Challenge - Pull every line holding the string "DTVM" from the records below.

Start of Listed records

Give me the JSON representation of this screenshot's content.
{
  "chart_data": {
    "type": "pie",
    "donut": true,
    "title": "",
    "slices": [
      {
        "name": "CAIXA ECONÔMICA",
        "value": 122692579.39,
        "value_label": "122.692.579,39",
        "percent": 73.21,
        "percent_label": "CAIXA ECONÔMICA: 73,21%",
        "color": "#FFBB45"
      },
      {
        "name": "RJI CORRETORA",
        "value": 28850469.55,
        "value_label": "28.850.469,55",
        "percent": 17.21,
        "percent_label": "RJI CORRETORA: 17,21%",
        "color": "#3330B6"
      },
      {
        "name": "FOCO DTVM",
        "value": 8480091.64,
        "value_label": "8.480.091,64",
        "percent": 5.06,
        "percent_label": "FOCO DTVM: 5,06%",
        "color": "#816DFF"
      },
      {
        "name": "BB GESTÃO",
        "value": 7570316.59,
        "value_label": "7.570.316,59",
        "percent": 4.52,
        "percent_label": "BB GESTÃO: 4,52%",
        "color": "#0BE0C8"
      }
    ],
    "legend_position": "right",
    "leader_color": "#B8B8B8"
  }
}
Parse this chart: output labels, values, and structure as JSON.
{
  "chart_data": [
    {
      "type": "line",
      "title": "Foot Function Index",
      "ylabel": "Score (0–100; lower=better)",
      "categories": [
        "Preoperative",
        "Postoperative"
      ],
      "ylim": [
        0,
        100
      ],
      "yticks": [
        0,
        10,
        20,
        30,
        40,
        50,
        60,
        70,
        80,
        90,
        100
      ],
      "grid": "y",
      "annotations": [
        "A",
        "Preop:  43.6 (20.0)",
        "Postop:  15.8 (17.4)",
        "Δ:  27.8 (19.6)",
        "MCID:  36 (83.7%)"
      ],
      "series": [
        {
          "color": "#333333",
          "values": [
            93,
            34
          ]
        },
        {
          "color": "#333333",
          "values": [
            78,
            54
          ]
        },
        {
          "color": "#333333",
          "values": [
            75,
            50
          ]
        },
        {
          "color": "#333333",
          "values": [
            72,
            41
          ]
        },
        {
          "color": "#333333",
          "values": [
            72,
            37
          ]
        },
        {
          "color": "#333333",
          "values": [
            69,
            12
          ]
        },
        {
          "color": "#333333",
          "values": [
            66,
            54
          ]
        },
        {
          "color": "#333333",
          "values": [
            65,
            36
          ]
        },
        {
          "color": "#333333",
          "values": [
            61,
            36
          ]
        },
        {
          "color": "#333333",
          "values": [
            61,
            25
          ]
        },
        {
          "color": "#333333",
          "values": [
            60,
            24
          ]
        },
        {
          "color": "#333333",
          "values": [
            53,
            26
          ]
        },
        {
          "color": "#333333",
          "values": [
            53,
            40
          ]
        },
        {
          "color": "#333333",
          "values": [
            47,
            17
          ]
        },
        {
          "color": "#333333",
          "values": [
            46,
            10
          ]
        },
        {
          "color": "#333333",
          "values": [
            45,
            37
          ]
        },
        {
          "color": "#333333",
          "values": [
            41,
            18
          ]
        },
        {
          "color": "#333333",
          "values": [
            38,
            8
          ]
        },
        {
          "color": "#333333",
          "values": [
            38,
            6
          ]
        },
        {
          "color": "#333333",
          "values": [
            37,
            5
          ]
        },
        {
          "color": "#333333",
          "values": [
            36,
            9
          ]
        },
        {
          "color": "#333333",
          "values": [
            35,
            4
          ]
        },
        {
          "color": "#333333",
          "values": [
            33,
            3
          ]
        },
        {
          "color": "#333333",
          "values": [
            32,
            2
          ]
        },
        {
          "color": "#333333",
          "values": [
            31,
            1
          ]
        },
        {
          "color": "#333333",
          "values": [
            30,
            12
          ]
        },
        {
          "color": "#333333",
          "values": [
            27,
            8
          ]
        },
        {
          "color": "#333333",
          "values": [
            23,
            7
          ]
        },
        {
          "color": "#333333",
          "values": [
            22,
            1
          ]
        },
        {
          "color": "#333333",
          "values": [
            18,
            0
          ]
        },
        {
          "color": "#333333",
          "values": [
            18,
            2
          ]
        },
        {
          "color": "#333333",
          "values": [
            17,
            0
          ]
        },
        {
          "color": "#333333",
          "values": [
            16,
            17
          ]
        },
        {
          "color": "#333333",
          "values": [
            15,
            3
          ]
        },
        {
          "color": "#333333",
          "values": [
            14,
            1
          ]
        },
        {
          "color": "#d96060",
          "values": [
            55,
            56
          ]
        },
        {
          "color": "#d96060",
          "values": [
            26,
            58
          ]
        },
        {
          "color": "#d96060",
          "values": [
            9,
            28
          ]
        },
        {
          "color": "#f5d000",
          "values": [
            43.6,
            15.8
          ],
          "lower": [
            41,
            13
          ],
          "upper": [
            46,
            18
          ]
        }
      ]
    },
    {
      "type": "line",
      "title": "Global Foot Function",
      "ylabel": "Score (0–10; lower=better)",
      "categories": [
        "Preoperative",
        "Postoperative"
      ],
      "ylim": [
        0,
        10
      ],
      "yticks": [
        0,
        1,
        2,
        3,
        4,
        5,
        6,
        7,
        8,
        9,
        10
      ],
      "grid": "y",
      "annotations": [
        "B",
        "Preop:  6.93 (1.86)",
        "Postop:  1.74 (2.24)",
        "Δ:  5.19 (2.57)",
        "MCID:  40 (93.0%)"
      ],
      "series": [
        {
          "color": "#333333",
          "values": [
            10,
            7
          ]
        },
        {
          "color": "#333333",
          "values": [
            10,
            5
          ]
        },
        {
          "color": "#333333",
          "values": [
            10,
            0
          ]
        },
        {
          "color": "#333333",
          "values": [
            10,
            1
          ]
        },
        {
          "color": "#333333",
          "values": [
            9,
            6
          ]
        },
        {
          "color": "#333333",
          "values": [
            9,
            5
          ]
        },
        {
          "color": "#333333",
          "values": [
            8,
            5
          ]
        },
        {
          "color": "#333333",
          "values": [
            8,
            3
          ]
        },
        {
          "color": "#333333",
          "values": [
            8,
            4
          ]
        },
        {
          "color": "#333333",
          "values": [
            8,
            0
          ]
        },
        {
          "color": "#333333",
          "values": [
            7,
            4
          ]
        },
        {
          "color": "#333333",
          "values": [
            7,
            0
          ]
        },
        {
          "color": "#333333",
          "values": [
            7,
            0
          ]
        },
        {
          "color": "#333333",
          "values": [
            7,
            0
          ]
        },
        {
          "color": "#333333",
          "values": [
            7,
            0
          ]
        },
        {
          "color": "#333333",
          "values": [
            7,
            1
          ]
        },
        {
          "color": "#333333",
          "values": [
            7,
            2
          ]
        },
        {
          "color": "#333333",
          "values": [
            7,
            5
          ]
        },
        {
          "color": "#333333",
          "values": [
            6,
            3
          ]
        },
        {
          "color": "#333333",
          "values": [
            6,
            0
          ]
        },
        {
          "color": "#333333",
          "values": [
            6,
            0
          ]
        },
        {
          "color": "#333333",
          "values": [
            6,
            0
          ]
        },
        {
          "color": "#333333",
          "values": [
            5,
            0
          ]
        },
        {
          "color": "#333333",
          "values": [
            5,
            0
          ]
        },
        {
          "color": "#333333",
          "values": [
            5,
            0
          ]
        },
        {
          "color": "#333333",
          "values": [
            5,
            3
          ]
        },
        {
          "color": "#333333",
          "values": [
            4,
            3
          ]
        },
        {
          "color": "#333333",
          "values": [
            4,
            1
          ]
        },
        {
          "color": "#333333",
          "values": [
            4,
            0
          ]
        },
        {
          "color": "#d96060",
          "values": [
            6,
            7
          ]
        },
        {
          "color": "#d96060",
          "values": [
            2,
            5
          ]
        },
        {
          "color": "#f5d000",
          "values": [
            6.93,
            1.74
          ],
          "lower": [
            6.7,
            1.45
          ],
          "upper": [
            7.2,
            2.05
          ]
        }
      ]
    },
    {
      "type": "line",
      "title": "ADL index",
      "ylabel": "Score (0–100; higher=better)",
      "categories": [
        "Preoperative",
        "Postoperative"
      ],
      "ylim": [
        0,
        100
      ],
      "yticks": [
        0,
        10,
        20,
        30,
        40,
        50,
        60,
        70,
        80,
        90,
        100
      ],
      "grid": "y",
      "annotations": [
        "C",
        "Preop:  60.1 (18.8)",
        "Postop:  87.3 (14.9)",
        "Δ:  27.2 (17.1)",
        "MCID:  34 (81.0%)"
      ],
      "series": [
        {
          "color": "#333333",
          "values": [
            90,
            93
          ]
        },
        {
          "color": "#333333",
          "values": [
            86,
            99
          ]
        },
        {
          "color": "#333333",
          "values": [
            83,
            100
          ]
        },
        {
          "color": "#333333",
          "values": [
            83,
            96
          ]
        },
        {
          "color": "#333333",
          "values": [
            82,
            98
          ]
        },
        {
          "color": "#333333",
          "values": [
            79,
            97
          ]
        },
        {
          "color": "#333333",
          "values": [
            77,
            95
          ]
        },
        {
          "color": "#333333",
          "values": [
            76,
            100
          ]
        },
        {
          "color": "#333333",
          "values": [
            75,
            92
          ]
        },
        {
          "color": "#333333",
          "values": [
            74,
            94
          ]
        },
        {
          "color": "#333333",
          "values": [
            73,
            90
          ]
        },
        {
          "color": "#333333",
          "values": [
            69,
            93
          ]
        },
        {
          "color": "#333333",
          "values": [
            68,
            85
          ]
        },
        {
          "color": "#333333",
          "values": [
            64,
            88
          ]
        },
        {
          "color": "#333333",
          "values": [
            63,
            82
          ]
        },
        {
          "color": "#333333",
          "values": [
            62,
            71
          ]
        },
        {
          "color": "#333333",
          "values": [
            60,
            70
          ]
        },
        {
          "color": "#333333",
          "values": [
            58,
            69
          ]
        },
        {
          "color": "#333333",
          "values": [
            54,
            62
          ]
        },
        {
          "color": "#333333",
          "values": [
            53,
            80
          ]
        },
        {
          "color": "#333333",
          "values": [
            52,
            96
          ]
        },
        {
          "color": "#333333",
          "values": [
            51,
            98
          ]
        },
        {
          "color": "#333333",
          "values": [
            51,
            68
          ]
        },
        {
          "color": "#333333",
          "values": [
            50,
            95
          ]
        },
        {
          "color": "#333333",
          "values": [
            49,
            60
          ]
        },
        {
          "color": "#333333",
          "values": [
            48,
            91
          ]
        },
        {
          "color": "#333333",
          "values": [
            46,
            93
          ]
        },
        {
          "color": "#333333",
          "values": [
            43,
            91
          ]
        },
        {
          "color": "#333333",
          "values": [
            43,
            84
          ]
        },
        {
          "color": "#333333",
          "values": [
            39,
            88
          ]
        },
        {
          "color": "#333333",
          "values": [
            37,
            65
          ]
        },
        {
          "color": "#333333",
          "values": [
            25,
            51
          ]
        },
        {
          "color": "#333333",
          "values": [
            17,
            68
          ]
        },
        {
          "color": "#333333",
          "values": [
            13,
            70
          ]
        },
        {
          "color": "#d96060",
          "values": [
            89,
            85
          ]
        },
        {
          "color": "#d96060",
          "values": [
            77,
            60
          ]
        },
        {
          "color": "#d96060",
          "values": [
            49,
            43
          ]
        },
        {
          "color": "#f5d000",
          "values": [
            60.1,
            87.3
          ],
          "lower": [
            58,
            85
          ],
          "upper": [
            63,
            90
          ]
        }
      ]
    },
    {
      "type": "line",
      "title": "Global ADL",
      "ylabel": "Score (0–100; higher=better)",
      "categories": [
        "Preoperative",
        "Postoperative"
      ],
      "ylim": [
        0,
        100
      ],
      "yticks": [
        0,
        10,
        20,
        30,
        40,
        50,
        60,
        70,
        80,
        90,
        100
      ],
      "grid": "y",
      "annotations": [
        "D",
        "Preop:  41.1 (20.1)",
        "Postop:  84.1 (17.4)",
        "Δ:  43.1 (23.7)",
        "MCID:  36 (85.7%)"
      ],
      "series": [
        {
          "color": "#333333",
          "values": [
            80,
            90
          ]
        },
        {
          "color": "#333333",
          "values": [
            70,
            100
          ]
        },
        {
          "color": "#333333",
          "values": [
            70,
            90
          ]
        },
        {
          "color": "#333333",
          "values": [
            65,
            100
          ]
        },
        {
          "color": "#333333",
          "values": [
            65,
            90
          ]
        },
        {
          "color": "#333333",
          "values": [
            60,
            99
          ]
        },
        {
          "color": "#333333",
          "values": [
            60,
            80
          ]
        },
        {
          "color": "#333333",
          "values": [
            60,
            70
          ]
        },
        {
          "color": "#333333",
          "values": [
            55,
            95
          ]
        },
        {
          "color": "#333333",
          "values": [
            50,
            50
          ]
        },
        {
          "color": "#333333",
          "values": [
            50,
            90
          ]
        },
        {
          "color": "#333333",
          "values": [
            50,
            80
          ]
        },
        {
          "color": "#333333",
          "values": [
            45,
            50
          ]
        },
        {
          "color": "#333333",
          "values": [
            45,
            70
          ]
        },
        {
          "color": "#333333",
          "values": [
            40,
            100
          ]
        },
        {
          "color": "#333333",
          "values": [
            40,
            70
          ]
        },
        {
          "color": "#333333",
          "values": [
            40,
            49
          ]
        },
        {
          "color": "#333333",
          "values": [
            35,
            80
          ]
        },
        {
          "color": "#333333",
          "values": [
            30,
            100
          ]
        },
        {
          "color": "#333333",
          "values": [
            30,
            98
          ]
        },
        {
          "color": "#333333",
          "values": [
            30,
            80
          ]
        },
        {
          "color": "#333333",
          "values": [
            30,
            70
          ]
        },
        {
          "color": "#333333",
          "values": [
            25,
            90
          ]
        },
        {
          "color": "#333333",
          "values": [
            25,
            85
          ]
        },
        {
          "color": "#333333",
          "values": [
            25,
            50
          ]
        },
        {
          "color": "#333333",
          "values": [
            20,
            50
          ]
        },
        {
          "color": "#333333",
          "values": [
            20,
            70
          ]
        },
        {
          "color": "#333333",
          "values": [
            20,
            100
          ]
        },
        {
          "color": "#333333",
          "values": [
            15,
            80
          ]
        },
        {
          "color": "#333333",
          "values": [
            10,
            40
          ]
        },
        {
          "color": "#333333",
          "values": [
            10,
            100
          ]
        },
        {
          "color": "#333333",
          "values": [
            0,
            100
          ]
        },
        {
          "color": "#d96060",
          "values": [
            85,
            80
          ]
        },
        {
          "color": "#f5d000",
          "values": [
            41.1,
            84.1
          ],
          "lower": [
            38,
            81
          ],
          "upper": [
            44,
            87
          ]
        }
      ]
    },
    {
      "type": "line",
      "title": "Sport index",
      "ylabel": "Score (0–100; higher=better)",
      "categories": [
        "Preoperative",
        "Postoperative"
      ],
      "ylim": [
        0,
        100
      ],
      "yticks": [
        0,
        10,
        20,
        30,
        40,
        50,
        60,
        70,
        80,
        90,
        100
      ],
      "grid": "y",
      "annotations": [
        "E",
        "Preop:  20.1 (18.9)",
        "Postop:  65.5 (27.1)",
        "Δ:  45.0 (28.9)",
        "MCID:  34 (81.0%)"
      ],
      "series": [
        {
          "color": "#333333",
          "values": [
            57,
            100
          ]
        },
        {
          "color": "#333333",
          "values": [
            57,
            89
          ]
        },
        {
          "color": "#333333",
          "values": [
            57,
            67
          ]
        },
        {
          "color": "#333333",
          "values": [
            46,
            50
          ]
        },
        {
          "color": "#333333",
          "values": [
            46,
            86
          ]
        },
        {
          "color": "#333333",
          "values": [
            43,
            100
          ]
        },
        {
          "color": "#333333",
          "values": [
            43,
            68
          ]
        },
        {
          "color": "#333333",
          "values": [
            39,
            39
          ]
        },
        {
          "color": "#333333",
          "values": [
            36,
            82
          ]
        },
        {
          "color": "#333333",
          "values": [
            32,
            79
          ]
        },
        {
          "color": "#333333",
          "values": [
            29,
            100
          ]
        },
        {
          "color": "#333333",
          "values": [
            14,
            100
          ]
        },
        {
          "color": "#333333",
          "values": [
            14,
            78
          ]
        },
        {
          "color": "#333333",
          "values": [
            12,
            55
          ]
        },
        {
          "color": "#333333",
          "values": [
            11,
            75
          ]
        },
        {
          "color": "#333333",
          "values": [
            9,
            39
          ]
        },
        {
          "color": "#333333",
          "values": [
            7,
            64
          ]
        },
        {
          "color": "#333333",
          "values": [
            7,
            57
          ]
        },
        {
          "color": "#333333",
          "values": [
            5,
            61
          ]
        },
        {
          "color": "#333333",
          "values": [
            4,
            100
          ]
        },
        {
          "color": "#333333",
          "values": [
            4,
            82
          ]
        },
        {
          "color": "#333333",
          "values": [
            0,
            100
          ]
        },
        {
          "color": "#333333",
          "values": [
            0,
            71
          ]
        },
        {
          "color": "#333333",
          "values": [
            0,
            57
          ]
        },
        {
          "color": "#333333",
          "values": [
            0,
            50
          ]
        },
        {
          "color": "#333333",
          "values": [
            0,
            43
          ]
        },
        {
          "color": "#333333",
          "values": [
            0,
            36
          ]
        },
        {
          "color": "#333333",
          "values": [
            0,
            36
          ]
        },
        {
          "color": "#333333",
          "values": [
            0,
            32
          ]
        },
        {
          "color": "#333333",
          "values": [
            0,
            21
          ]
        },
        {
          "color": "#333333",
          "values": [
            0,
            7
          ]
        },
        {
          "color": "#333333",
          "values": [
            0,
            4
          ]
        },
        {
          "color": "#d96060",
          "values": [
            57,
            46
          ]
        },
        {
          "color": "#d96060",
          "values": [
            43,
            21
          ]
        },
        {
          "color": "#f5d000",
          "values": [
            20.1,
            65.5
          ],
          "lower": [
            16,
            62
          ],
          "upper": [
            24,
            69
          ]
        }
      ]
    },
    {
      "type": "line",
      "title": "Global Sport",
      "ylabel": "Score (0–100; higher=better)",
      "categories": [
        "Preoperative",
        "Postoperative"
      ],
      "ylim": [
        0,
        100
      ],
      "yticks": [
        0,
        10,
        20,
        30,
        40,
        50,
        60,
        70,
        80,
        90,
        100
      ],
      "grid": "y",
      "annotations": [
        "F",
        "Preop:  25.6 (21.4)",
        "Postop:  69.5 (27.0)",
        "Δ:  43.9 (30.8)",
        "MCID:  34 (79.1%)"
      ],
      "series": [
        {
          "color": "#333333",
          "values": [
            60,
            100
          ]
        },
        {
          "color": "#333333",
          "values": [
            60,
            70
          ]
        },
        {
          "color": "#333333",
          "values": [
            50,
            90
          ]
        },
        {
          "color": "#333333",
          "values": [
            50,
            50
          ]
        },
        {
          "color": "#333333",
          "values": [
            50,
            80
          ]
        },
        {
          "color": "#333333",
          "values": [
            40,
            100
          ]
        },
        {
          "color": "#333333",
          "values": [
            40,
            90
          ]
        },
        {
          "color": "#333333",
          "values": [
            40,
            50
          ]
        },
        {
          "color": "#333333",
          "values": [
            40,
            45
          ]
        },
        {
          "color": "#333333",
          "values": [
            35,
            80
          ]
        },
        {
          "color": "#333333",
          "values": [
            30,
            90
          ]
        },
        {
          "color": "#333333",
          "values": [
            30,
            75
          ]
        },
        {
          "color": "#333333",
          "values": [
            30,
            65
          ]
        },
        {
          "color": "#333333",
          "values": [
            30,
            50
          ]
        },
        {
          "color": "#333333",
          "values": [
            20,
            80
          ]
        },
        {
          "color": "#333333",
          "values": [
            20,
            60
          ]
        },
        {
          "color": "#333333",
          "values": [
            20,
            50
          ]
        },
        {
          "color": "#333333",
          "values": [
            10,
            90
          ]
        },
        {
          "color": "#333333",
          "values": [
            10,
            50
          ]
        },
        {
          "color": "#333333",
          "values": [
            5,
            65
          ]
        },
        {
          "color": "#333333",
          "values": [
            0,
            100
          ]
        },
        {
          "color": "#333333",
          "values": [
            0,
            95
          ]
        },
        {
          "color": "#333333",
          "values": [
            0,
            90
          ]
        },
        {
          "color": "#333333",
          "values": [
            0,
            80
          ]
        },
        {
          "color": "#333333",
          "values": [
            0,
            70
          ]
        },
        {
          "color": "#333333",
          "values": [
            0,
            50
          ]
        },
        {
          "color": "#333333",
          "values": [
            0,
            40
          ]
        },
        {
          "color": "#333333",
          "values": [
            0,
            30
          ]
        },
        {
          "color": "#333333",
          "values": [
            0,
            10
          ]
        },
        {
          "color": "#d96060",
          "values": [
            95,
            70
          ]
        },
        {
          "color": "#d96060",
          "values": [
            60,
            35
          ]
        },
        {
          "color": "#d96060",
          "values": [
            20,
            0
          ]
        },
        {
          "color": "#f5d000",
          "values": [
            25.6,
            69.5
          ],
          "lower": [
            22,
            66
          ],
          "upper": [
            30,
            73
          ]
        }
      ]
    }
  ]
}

End of Listed records

Right answer -
        "name": "FOCO DTVM",
        "percent_label": "FOCO DTVM: 5,06%",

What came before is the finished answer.